Exercise material:
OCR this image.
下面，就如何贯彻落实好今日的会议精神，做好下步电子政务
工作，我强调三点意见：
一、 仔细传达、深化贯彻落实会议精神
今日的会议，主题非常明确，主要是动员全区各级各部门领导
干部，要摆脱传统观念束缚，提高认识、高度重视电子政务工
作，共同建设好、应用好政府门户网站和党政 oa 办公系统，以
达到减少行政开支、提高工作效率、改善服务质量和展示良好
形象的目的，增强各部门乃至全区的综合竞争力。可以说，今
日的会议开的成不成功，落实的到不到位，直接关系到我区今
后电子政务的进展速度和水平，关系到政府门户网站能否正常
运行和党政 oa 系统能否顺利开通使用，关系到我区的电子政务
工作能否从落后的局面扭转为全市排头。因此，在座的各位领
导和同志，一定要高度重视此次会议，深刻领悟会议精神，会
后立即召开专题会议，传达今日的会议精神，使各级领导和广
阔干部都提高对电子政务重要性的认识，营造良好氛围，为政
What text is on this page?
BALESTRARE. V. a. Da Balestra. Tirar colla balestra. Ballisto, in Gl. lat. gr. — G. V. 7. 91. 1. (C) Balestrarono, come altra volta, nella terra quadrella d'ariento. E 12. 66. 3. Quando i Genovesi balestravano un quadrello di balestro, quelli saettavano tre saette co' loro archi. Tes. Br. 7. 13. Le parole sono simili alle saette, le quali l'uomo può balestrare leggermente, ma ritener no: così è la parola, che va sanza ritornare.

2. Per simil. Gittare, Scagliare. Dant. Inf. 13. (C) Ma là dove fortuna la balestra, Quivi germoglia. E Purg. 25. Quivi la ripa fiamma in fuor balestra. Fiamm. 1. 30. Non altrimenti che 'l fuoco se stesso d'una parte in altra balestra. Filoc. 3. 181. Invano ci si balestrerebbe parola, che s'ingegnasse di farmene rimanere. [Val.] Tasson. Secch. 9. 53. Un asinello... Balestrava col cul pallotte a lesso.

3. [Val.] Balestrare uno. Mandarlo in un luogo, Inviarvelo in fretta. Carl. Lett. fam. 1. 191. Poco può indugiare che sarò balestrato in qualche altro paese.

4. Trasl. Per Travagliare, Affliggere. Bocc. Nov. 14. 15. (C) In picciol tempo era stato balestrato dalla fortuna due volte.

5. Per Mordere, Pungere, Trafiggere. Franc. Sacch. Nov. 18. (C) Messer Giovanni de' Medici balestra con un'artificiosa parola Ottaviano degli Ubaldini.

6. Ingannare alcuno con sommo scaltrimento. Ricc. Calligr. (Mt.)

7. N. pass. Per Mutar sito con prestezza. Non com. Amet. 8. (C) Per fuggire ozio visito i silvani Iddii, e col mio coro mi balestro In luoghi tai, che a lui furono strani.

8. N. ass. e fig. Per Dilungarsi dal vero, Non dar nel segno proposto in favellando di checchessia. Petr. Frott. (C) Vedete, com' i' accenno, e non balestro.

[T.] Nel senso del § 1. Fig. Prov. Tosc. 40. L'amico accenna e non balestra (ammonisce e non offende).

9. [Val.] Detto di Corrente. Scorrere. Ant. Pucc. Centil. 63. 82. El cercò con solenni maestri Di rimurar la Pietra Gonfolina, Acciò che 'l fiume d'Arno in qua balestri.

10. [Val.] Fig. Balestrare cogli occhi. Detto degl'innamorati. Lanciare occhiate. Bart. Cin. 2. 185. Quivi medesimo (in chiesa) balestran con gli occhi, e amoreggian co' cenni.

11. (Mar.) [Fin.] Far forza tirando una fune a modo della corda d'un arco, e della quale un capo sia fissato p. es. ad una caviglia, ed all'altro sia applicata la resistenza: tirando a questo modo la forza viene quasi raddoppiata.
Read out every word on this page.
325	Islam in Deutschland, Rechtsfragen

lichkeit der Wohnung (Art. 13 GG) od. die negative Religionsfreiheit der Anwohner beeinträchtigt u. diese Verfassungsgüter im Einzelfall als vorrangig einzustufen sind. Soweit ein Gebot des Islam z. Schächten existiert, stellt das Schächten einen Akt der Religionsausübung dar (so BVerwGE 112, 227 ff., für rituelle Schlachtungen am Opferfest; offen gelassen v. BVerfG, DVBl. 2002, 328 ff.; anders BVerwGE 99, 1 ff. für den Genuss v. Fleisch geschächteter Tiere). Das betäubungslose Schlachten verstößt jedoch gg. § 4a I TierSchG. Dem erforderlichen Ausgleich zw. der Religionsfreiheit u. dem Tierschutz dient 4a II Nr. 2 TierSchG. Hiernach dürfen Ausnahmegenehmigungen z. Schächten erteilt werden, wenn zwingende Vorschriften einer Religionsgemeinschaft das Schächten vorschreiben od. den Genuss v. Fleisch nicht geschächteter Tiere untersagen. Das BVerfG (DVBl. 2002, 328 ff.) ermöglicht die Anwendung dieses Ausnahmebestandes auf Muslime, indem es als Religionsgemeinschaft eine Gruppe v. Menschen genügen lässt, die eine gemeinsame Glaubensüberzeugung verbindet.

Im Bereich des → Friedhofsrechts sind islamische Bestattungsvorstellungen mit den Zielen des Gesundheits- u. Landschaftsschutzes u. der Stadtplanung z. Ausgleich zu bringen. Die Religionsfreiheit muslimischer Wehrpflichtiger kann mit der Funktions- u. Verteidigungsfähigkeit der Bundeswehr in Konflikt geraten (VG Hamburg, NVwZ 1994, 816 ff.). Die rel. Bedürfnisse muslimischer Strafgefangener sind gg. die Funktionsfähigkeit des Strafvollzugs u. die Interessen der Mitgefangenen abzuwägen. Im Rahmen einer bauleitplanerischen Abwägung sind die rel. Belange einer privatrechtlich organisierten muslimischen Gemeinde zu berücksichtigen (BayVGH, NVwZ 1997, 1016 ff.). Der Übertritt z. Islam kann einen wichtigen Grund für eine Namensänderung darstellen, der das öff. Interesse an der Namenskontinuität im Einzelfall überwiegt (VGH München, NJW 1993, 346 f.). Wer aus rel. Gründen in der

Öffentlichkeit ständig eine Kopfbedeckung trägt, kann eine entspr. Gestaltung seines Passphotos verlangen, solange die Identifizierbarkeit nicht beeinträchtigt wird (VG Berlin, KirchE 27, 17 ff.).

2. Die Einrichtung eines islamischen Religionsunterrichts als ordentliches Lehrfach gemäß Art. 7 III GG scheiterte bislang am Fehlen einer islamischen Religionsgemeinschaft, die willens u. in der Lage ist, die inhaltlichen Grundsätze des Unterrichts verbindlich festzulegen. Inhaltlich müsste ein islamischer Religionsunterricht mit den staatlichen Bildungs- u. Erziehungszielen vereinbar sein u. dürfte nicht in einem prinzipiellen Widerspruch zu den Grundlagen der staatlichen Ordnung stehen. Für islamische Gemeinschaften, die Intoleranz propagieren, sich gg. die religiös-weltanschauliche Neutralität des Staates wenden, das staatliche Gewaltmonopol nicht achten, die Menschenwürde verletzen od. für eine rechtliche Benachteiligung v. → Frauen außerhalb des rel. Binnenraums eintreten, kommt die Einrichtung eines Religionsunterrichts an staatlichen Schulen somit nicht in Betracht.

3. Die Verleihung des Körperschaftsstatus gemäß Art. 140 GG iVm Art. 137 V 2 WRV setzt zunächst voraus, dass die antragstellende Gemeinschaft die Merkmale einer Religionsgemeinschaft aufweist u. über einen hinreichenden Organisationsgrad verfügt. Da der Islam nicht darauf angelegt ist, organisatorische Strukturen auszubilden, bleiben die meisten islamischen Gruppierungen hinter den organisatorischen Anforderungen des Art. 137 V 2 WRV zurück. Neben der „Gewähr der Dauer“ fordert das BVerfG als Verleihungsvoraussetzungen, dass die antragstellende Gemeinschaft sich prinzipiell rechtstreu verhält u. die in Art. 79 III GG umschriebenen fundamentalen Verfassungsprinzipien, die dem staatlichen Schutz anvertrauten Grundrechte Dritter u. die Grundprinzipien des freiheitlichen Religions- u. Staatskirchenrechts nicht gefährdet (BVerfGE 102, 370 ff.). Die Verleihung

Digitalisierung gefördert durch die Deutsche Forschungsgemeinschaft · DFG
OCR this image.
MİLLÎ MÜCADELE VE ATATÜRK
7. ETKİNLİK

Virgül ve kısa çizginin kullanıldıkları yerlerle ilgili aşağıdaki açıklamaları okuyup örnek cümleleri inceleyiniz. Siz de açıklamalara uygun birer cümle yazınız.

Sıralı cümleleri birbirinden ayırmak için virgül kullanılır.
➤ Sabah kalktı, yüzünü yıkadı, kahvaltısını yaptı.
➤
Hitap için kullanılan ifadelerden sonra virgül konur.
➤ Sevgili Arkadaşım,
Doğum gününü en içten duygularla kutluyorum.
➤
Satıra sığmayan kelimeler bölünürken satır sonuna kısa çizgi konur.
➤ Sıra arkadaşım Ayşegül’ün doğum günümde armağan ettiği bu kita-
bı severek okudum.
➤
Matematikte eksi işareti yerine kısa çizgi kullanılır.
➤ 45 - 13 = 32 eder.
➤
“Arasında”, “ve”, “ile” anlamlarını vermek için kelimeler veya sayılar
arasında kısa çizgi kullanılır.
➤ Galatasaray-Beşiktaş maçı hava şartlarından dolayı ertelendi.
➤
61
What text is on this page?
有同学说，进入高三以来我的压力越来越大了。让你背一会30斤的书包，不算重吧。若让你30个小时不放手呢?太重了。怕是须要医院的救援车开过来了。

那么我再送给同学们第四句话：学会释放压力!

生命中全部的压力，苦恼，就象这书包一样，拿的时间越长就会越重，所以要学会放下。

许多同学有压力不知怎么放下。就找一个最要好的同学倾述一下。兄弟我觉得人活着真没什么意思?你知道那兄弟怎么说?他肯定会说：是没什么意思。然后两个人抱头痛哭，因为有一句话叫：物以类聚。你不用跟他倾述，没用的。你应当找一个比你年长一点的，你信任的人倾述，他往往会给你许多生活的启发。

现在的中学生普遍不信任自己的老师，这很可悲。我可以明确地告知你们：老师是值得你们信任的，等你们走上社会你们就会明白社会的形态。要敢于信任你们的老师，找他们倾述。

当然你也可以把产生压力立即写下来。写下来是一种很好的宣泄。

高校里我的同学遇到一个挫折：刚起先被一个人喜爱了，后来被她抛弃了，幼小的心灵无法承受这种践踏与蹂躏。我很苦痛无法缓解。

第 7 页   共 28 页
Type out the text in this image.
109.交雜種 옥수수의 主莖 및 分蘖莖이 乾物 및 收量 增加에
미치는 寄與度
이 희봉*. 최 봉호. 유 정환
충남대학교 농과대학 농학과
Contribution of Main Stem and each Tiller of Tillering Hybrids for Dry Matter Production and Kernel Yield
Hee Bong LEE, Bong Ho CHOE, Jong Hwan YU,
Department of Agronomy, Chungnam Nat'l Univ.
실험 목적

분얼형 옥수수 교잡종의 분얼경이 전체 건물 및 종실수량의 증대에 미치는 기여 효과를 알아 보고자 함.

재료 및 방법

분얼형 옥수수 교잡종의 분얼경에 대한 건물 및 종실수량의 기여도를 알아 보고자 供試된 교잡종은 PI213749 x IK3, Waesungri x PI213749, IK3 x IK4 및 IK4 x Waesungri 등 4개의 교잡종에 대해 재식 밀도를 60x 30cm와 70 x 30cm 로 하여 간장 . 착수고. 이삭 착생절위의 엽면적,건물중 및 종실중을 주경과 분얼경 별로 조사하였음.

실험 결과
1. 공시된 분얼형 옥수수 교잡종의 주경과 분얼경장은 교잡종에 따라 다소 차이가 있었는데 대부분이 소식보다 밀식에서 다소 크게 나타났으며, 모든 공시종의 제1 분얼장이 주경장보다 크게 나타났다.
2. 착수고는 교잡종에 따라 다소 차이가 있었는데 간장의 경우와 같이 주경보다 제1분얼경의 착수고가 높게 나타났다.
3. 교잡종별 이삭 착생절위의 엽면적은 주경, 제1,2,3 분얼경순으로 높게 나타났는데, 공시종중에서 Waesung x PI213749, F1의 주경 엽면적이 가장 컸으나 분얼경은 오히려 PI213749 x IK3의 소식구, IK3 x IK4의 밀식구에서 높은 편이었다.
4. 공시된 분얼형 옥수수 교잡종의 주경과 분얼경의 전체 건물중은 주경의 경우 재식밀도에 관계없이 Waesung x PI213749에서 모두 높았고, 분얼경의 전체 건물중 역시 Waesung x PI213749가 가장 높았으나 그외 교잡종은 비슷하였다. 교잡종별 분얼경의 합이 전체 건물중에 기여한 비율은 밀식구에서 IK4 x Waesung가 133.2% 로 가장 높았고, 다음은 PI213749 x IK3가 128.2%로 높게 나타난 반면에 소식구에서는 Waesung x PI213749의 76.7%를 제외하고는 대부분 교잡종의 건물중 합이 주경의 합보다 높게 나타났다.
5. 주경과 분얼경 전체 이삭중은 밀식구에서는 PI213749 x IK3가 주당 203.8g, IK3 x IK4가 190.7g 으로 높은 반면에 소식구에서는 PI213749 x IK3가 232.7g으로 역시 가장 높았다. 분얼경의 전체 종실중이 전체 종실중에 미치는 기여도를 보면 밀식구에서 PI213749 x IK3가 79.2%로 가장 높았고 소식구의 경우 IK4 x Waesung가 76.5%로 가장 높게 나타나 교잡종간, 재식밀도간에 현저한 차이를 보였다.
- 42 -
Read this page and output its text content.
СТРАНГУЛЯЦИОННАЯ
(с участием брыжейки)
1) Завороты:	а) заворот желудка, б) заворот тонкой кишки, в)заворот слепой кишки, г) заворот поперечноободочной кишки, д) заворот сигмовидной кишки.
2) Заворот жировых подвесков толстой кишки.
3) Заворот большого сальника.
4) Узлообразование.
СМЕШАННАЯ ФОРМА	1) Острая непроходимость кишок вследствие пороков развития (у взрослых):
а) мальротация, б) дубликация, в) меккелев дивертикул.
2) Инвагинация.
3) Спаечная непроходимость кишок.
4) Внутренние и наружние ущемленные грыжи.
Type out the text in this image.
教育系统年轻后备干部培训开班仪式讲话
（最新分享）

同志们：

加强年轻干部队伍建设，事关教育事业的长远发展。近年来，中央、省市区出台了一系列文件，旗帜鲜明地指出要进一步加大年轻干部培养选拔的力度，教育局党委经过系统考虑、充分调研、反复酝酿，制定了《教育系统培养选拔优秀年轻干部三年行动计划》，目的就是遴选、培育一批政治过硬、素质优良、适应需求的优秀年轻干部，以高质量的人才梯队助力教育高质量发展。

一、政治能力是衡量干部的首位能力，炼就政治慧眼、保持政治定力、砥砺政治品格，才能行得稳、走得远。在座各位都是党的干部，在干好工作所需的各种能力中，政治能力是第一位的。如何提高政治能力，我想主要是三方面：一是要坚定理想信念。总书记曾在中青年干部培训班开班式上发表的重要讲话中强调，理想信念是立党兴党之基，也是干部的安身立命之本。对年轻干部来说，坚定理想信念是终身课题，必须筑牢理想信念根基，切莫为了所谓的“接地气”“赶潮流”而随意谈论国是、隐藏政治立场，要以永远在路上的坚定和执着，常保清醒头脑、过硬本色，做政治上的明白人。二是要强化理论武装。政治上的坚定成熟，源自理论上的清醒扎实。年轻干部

What is asked:
In the listing above, find each line with the word "kullanılır" and copy it.

The output:
Sıralı cümleleri birbirinden ayırmak için virgül kullanılır.
Matematikte eksi işareti yerine kısa çizgi kullanılır.
arasında kısa çizgi kullanılır.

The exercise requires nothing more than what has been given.